[Short task] Produce a word-for-word copy of the listing below without its pictures.

[Excerpted data]
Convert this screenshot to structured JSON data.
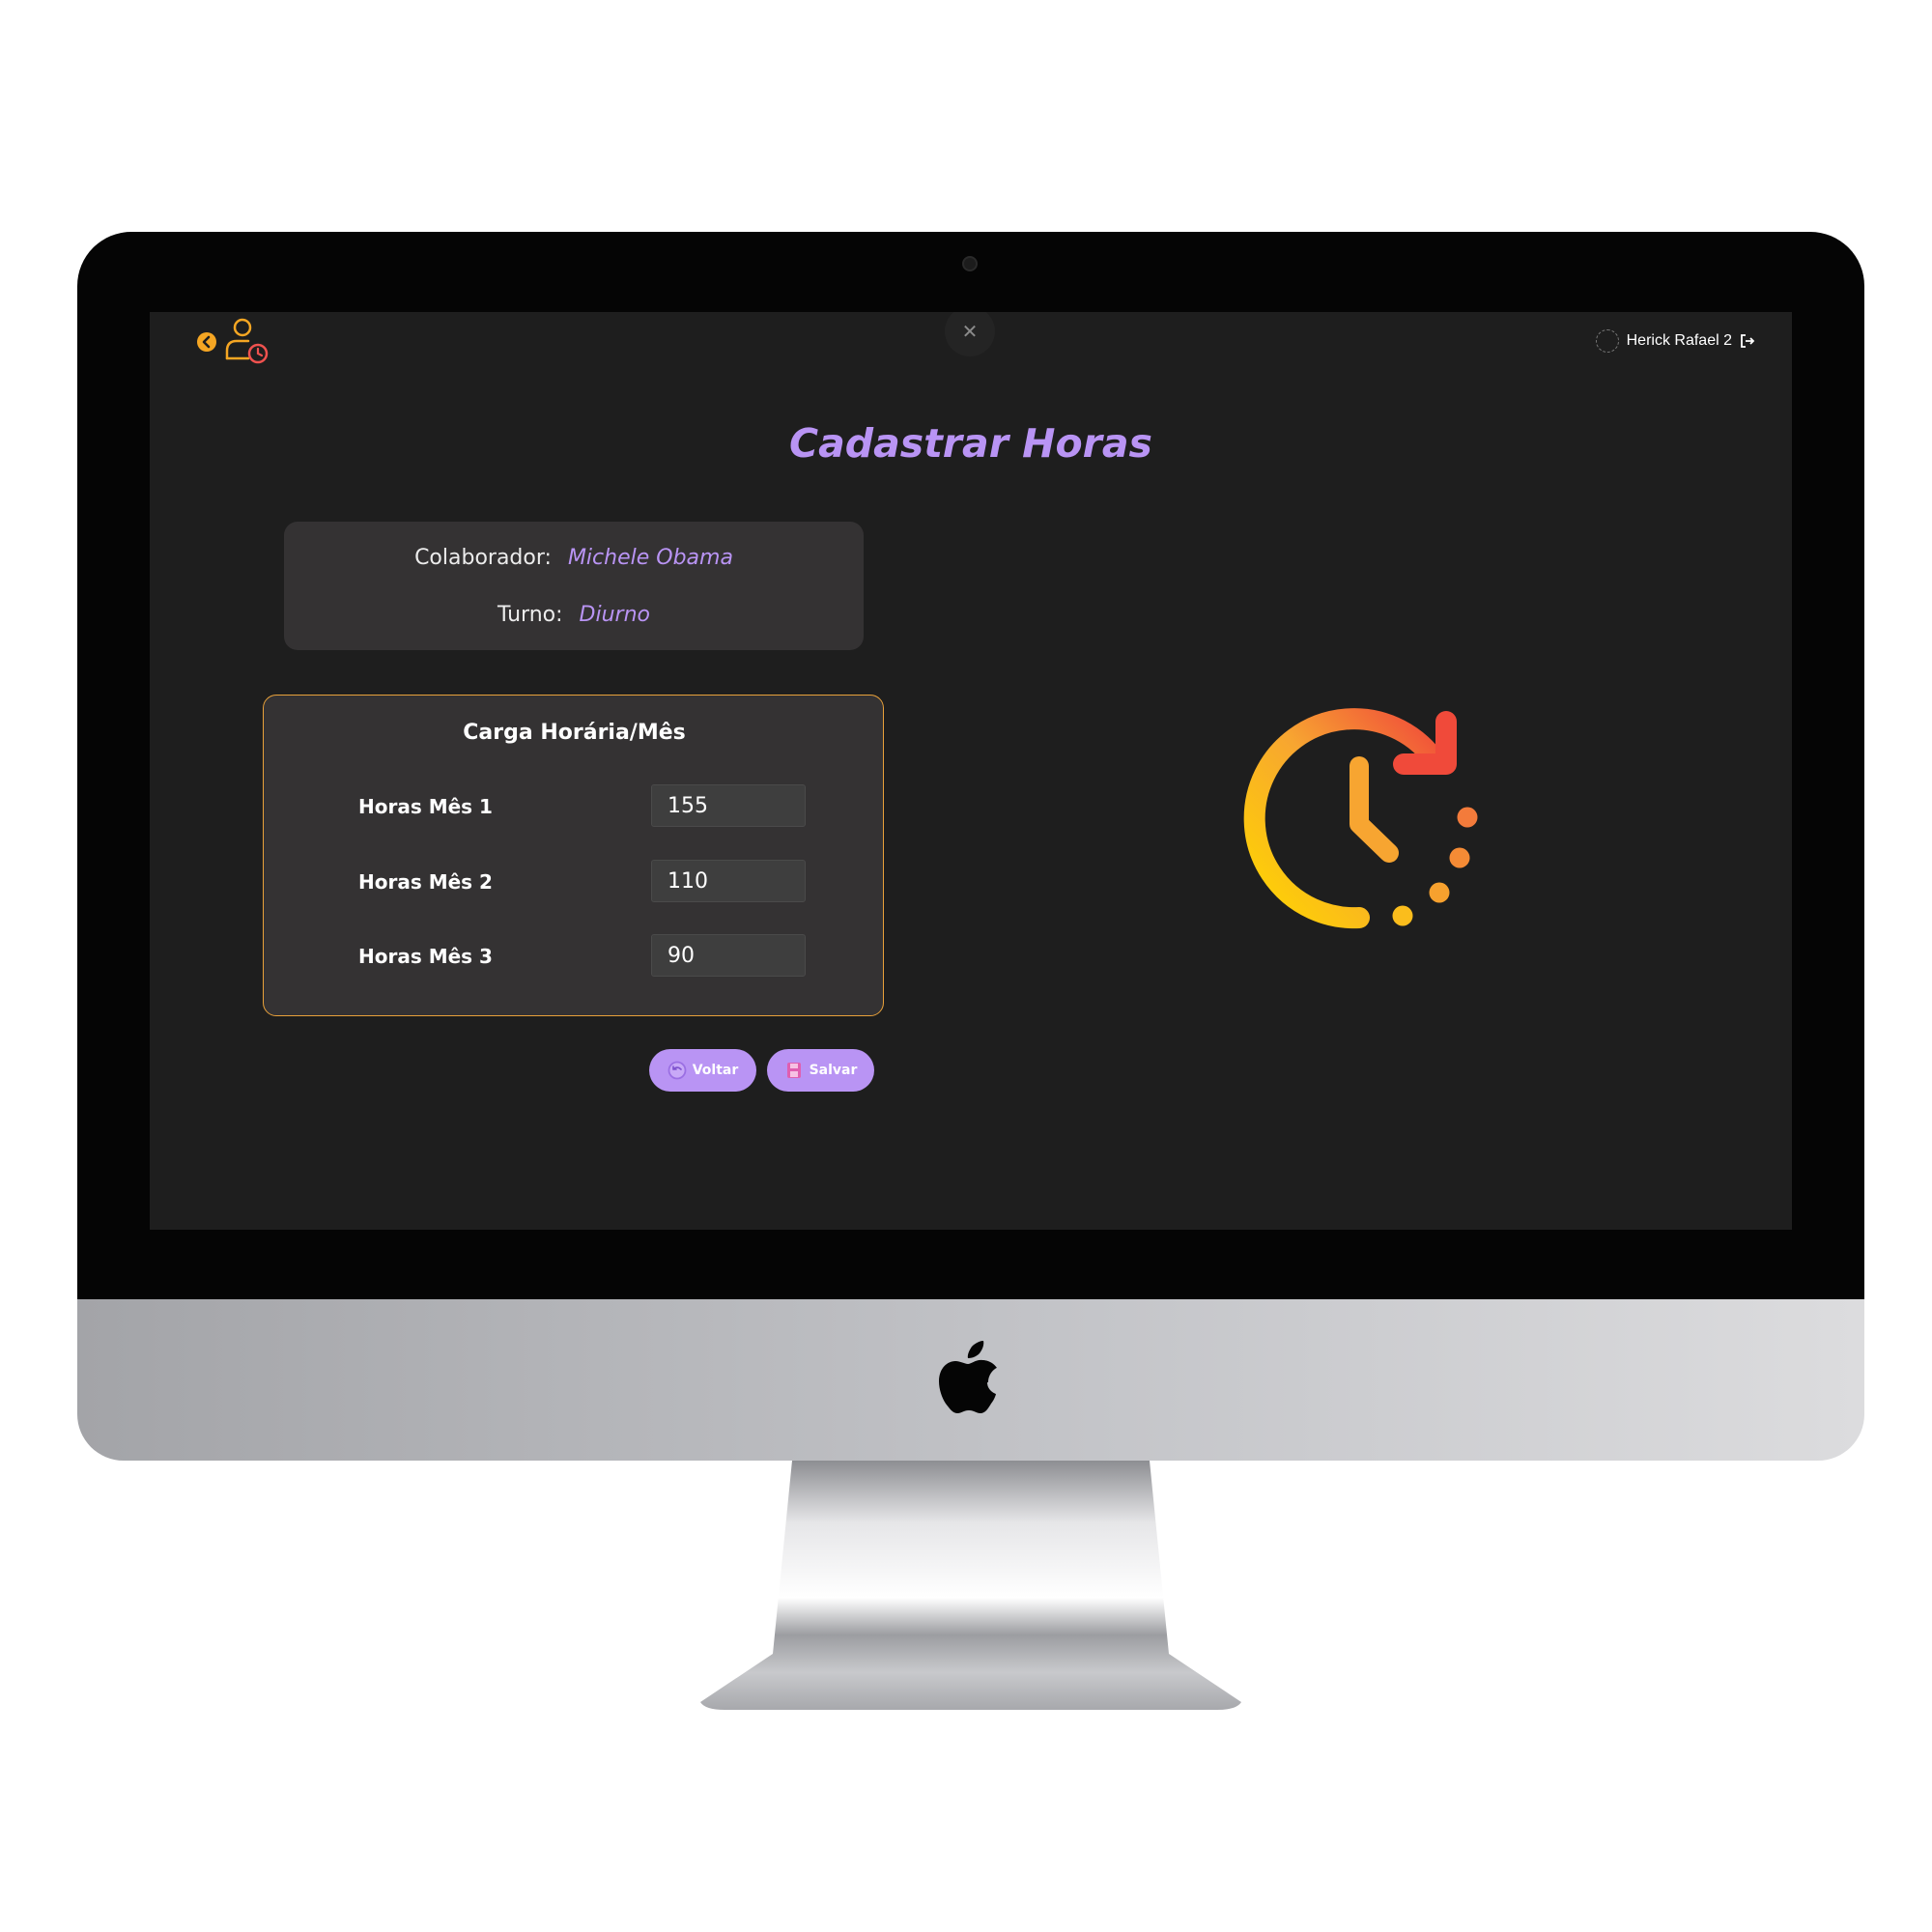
{
  "header": {
    "close_symbol": "✕",
    "user_name": "Herick Rafael 2"
  },
  "page": {
    "title": "Cadastrar Horas"
  },
  "info_card": {
    "collaborator_label": "Colaborador:",
    "collaborator_value": "Michele Obama",
    "shift_label": "Turno:",
    "shift_value": "Diurno"
  },
  "hours_card": {
    "title": "Carga Horária/Mês",
    "rows": [
      {
        "label": "Horas Mês 1",
        "value": "155"
      },
      {
        "label": "Horas Mês 2",
        "value": "110"
      },
      {
        "label": "Horas Mês 3",
        "value": "90"
      }
    ]
  },
  "actions": {
    "back_label": "Voltar",
    "save_label": "Salvar"
  },
  "colors": {
    "accent_purple": "#b994f4",
    "accent_orange": "#f5a623",
    "card_border": "#e8a13a",
    "screen_bg": "#1e1e1e",
    "card_bg": "#343233"
  },
  "icons": {
    "back": "chevron-left-circle-icon",
    "app": "user-clock-icon",
    "close": "close-icon",
    "logout": "logout-icon",
    "voltar": "undo-icon",
    "salvar": "floppy-disk-icon",
    "illustration": "clock-refresh-icon"
  }
}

[Output of the exercise]
Convert this screenshot to structured JSON data.
{
  "header": {
    "close_symbol": "✕",
    "user_name": "Herick Rafael 2"
  },
  "page": {
    "title": "Cadastrar Horas"
  },
  "info_card": {
    "collaborator_label": "Colaborador:",
    "collaborator_value": "Michele Obama",
    "shift_label": "Turno:",
    "shift_value": "Diurno"
  },
  "hours_card": {
    "title": "Carga Horária/Mês",
    "rows": [
      {
        "label": "Horas Mês 1",
        "value": "155"
      },
      {
        "label": "Horas Mês 2",
        "value": "110"
      },
      {
        "label": "Horas Mês 3",
        "value": "90"
      }
    ]
  },
  "actions": {
    "back_label": "Voltar",
    "save_label": "Salvar"
  },
  "colors": {
    "accent_purple": "#b994f4",
    "accent_orange": "#f5a623",
    "card_border": "#e8a13a",
    "screen_bg": "#1e1e1e",
    "card_bg": "#343233"
  },
  "icons": {
    "back": "chevron-left-circle-icon",
    "app": "user-clock-icon",
    "close": "close-icon",
    "logout": "logout-icon",
    "voltar": "undo-icon",
    "salvar": "floppy-disk-icon",
    "illustration": "clock-refresh-icon"
  }
}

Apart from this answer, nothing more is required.